Please output the records below in full, exactly as given, but without the images.

====

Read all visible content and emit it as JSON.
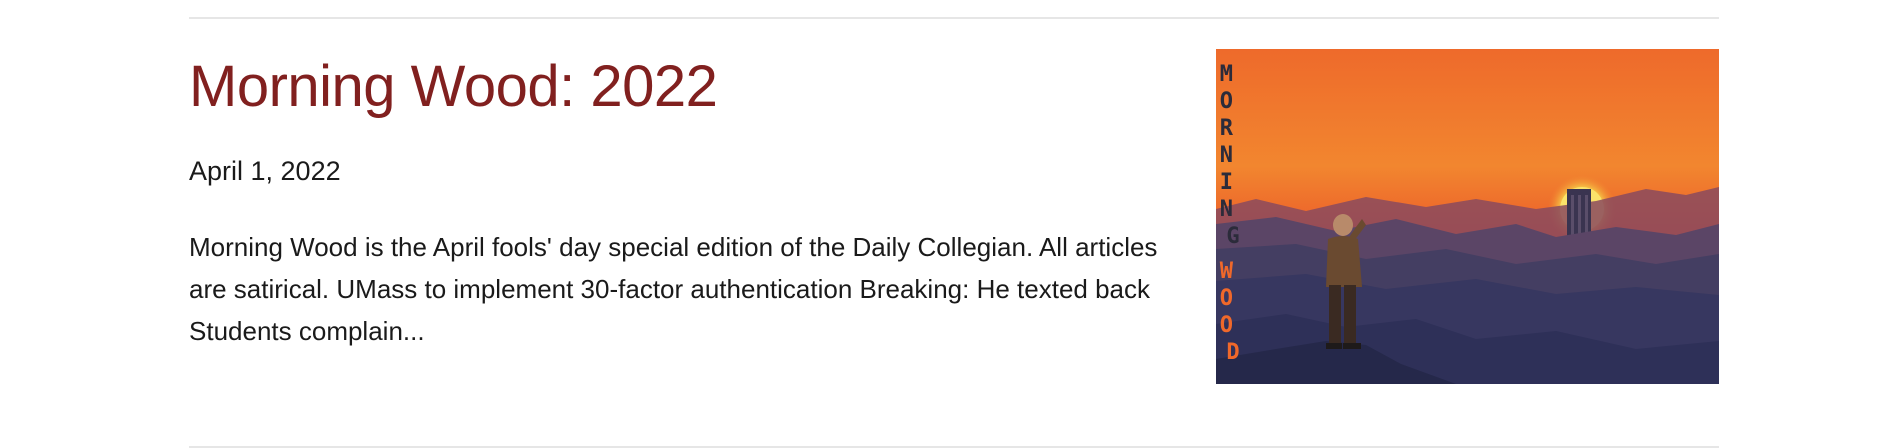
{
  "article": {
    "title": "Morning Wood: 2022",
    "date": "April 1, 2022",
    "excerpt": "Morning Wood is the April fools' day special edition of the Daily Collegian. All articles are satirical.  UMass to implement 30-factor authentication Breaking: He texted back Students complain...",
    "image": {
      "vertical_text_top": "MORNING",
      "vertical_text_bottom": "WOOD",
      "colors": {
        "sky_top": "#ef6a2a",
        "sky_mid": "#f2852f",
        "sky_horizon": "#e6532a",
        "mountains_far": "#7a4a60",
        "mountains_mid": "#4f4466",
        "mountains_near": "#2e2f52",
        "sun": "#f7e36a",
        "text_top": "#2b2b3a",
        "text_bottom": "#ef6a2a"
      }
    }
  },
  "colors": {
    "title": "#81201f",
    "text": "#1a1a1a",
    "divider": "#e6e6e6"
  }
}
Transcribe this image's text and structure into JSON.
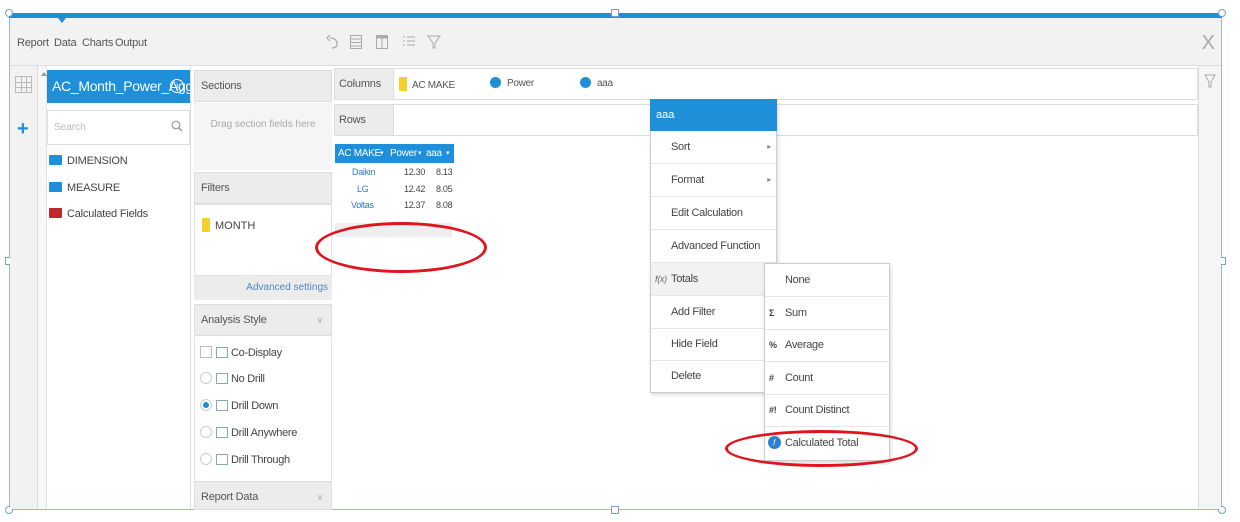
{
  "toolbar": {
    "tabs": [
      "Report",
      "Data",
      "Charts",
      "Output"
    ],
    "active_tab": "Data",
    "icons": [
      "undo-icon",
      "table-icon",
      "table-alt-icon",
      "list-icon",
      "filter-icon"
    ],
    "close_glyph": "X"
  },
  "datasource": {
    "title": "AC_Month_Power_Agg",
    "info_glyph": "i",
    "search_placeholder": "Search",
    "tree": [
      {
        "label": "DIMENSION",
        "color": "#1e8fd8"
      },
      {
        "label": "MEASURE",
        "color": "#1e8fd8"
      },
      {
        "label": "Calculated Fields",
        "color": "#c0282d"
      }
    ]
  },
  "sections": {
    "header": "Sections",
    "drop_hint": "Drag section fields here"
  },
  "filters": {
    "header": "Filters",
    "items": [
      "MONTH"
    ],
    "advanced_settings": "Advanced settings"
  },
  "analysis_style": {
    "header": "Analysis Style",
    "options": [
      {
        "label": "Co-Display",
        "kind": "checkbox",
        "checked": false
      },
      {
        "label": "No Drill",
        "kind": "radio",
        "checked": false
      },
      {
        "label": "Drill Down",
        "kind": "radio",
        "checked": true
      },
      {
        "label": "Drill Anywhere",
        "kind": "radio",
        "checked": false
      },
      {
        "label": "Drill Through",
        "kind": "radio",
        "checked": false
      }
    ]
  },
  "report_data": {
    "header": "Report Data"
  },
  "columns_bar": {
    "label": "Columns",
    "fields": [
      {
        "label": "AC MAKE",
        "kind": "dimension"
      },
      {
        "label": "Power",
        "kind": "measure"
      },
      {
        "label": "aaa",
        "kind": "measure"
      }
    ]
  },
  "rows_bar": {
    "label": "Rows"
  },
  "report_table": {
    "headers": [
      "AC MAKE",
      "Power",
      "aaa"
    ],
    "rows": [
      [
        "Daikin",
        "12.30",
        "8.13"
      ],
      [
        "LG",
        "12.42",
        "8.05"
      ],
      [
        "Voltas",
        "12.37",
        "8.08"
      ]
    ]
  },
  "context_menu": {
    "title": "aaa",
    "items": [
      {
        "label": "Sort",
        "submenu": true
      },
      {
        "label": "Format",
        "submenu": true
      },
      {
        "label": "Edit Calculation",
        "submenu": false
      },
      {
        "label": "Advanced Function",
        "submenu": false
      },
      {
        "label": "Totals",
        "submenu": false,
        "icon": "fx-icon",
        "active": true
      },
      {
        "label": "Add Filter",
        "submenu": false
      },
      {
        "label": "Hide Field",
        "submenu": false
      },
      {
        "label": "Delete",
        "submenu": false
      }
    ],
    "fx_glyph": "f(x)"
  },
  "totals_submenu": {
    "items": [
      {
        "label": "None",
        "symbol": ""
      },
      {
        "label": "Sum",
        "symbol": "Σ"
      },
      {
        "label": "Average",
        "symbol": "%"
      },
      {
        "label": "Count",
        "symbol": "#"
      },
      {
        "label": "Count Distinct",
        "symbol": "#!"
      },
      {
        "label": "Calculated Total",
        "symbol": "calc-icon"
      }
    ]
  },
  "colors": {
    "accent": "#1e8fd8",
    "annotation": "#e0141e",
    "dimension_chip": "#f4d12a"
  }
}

====

Problem solution:
Read all visible content and emit it as JSON.
{
  "article": {
    "title": "Morning Wood: 2022",
    "date": "April 1, 2022",
    "excerpt": "Morning Wood is the April fools' day special edition of the Daily Collegian. All articles are satirical.  UMass to implement 30-factor authentication Breaking: He texted back Students complain...",
    "image": {
      "vertical_text_top": "MORNING",
      "vertical_text_bottom": "WOOD",
      "colors": {
        "sky_top": "#ef6a2a",
        "sky_mid": "#f2852f",
        "sky_horizon": "#e6532a",
        "mountains_far": "#7a4a60",
        "mountains_mid": "#4f4466",
        "mountains_near": "#2e2f52",
        "sun": "#f7e36a",
        "text_top": "#2b2b3a",
        "text_bottom": "#ef6a2a"
      }
    }
  },
  "colors": {
    "title": "#81201f",
    "text": "#1a1a1a",
    "divider": "#e6e6e6"
  }
}
Transcribe this image's text and structure into JSON.
{
  "toolbar": {
    "tabs": [
      "Report",
      "Data",
      "Charts",
      "Output"
    ],
    "active_tab": "Data",
    "icons": [
      "undo-icon",
      "table-icon",
      "table-alt-icon",
      "list-icon",
      "filter-icon"
    ],
    "close_glyph": "X"
  },
  "datasource": {
    "title": "AC_Month_Power_Agg",
    "info_glyph": "i",
    "search_placeholder": "Search",
    "tree": [
      {
        "label": "DIMENSION",
        "color": "#1e8fd8"
      },
      {
        "label": "MEASURE",
        "color": "#1e8fd8"
      },
      {
        "label": "Calculated Fields",
        "color": "#c0282d"
      }
    ]
  },
  "sections": {
    "header": "Sections",
    "drop_hint": "Drag section fields here"
  },
  "filters": {
    "header": "Filters",
    "items": [
      "MONTH"
    ],
    "advanced_settings": "Advanced settings"
  },
  "analysis_style": {
    "header": "Analysis Style",
    "options": [
      {
        "label": "Co-Display",
        "kind": "checkbox",
        "checked": false
      },
      {
        "label": "No Drill",
        "kind": "radio",
        "checked": false
      },
      {
        "label": "Drill Down",
        "kind": "radio",
        "checked": true
      },
      {
        "label": "Drill Anywhere",
        "kind": "radio",
        "checked": false
      },
      {
        "label": "Drill Through",
        "kind": "radio",
        "checked": false
      }
    ]
  },
  "report_data": {
    "header": "Report Data"
  },
  "columns_bar": {
    "label": "Columns",
    "fields": [
      {
        "label": "AC MAKE",
        "kind": "dimension"
      },
      {
        "label": "Power",
        "kind": "measure"
      },
      {
        "label": "aaa",
        "kind": "measure"
      }
    ]
  },
  "rows_bar": {
    "label": "Rows"
  },
  "report_table": {
    "headers": [
      "AC MAKE",
      "Power",
      "aaa"
    ],
    "rows": [
      [
        "Daikin",
        "12.30",
        "8.13"
      ],
      [
        "LG",
        "12.42",
        "8.05"
      ],
      [
        "Voltas",
        "12.37",
        "8.08"
      ]
    ]
  },
  "context_menu": {
    "title": "aaa",
    "items": [
      {
        "label": "Sort",
        "submenu": true
      },
      {
        "label": "Format",
        "submenu": true
      },
      {
        "label": "Edit Calculation",
        "submenu": false
      },
      {
        "label": "Advanced Function",
        "submenu": false
      },
      {
        "label": "Totals",
        "submenu": false,
        "icon": "fx-icon",
        "active": true
      },
      {
        "label": "Add Filter",
        "submenu": false
      },
      {
        "label": "Hide Field",
        "submenu": false
      },
      {
        "label": "Delete",
        "submenu": false
      }
    ],
    "fx_glyph": "f(x)"
  },
  "totals_submenu": {
    "items": [
      {
        "label": "None",
        "symbol": ""
      },
      {
        "label": "Sum",
        "symbol": "Σ"
      },
      {
        "label": "Average",
        "symbol": "%"
      },
      {
        "label": "Count",
        "symbol": "#"
      },
      {
        "label": "Count Distinct",
        "symbol": "#!"
      },
      {
        "label": "Calculated Total",
        "symbol": "calc-icon"
      }
    ]
  },
  "colors": {
    "accent": "#1e8fd8",
    "annotation": "#e0141e",
    "dimension_chip": "#f4d12a"
  }
}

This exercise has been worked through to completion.